**What you should do**.
Give the number of lines in the listing below that include the word "kellonajan", with nothing more.

Figure data in JSON
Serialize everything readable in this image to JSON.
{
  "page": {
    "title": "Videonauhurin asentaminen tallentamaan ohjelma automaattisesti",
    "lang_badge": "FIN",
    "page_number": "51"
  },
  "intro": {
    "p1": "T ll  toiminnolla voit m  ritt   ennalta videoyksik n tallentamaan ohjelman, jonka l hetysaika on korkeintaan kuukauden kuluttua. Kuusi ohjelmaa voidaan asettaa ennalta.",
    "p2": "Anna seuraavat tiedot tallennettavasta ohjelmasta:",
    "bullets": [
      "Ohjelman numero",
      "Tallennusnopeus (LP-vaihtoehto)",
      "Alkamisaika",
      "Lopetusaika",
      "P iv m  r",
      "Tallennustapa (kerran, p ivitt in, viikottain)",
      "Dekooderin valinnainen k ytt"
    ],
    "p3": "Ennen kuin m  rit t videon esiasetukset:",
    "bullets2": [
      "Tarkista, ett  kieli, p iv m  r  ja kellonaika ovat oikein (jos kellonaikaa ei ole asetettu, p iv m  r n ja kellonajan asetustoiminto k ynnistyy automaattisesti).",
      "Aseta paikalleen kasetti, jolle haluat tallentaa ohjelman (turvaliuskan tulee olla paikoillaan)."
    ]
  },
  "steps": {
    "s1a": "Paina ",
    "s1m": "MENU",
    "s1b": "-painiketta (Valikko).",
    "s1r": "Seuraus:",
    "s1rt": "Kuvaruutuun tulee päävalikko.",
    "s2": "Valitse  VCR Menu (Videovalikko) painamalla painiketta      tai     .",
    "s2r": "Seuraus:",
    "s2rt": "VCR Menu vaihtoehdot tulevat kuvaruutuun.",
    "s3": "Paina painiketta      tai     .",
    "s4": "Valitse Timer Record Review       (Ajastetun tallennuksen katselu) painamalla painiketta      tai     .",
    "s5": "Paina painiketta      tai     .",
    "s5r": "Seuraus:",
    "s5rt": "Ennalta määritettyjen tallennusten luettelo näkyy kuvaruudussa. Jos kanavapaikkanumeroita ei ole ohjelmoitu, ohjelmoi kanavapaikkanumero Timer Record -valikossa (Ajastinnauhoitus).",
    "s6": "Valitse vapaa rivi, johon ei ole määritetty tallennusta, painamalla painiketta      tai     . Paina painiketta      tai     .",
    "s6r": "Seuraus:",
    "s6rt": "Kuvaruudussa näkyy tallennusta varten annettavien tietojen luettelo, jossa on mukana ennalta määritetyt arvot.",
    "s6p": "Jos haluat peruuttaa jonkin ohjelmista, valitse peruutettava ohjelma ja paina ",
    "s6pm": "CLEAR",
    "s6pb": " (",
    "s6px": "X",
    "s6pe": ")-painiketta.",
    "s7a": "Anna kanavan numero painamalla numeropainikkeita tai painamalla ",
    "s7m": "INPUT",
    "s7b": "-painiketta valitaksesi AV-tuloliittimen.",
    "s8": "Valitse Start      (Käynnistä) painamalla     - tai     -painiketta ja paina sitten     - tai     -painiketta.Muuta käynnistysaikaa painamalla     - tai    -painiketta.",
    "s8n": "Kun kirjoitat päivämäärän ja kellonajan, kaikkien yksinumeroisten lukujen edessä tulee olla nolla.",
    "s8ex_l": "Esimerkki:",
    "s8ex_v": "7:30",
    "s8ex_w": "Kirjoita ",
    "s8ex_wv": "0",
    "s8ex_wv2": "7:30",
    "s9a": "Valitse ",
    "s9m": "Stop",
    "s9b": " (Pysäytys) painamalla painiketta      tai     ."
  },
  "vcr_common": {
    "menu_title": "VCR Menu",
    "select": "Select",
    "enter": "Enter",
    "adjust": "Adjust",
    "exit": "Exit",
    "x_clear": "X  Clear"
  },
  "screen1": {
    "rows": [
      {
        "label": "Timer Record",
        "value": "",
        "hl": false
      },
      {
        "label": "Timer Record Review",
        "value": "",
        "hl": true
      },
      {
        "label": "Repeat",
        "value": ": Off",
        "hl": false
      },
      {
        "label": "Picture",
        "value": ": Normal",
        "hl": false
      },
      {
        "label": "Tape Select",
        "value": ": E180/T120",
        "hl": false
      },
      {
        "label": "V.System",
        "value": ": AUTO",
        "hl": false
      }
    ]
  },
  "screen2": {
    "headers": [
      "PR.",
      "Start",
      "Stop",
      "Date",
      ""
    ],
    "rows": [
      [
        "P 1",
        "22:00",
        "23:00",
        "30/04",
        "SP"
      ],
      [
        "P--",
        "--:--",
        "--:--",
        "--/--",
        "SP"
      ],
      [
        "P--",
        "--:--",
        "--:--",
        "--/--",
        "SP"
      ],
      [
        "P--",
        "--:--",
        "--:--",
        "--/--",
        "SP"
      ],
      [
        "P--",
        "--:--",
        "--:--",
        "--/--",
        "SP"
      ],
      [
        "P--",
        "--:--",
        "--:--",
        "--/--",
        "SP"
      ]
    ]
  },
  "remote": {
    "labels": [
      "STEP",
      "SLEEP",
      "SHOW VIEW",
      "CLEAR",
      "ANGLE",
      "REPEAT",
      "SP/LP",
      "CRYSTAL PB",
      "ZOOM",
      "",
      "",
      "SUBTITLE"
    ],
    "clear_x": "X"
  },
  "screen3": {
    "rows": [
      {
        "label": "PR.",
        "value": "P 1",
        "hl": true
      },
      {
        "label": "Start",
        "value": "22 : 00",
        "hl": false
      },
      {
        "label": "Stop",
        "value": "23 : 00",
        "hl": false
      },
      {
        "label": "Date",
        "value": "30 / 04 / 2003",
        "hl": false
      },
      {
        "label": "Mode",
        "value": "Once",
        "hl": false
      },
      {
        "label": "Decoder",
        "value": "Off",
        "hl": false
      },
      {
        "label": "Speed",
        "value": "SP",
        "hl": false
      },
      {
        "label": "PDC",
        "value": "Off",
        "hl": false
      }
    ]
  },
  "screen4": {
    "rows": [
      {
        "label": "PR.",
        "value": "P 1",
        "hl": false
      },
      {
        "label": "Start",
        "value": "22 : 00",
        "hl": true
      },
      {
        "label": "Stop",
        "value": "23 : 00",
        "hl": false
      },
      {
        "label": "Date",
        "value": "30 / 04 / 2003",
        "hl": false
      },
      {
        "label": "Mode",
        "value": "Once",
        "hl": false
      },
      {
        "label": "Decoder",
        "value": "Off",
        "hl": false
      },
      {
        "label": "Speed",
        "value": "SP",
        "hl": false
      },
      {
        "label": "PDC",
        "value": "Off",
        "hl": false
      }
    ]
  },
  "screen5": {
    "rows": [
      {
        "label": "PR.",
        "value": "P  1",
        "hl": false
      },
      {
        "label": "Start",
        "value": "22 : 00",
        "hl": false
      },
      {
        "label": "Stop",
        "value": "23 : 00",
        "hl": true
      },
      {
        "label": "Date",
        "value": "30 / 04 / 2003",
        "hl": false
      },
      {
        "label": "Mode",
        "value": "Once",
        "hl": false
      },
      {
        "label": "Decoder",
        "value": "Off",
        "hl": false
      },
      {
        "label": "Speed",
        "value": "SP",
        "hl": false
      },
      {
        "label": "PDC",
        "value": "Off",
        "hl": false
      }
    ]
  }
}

**Result below**.
2